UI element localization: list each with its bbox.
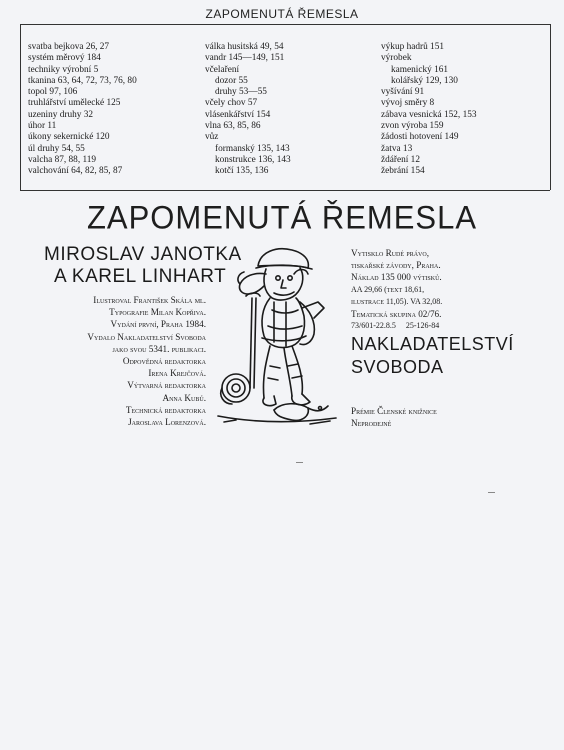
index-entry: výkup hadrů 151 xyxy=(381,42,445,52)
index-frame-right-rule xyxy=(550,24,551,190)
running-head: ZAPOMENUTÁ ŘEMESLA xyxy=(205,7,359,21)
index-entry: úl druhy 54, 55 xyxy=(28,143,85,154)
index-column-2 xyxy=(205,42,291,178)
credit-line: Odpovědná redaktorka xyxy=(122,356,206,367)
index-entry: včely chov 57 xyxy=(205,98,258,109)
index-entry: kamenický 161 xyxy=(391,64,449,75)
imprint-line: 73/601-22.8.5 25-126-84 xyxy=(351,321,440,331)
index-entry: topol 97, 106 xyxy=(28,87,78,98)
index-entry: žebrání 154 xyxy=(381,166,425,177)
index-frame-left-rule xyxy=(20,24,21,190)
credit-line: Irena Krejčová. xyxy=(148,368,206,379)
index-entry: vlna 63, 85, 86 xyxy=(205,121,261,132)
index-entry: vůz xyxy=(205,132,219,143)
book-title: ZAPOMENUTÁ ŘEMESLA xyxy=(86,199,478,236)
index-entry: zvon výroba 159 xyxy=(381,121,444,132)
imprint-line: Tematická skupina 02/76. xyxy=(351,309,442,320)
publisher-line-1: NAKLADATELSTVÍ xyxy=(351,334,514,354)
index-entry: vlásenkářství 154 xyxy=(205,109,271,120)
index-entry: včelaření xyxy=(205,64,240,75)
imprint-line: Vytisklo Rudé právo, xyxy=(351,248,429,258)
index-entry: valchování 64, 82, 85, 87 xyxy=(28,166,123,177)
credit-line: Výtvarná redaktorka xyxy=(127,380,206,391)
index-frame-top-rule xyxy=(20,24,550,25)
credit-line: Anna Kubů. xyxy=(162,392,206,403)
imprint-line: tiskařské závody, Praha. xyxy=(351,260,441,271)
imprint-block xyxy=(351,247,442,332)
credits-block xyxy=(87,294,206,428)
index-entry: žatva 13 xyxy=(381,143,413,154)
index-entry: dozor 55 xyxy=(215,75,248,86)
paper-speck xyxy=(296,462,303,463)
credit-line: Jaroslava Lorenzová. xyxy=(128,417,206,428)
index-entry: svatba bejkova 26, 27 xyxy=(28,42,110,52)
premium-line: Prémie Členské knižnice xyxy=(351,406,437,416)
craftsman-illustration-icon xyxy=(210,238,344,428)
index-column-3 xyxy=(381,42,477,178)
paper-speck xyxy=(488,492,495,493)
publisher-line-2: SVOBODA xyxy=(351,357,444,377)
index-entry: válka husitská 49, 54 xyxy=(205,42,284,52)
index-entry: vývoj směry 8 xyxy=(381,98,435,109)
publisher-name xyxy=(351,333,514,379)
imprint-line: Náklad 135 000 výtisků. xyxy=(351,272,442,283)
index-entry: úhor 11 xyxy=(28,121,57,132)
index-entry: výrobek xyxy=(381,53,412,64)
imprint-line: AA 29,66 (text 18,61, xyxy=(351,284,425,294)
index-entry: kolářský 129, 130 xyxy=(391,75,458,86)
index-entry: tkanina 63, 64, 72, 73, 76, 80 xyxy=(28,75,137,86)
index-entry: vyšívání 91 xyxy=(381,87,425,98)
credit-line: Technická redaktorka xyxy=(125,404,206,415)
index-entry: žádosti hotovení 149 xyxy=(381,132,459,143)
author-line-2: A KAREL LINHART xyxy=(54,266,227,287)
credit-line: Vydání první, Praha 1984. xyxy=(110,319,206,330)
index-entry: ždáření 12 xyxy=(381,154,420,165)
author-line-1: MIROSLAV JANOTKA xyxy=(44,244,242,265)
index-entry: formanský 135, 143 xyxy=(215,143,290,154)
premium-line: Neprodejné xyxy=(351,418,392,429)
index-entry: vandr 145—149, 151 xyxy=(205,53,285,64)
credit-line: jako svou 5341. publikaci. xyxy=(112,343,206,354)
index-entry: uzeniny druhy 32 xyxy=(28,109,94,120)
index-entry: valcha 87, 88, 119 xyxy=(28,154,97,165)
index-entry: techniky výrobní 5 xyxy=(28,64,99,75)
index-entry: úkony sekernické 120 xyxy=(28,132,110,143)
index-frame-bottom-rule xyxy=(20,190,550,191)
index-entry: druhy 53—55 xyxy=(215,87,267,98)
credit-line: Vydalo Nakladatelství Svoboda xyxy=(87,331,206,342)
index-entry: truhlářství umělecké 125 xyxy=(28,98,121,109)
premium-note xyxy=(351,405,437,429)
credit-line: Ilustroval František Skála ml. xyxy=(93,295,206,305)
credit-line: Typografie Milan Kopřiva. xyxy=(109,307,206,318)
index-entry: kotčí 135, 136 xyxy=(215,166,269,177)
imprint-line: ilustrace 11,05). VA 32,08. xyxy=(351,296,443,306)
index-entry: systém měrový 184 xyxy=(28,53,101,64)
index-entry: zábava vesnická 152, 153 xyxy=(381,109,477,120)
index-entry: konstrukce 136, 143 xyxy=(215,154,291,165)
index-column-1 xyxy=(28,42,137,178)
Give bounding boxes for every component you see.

* * * *

Aim: Retype the rows above without any change, from the line containing "index-entry: výkup hadrů" through the line containing "index-column-2 xyxy=(205,42,291,178)", with both of those lines included.

Output below:
index-entry: výkup hadrů 151 xyxy=(381,42,445,52)
index-frame-right-rule xyxy=(550,24,551,190)
running-head: ZAPOMENUTÁ ŘEMESLA xyxy=(205,7,359,21)
index-entry: úl druhy 54, 55 xyxy=(28,143,85,154)
index-column-2 xyxy=(205,42,291,178)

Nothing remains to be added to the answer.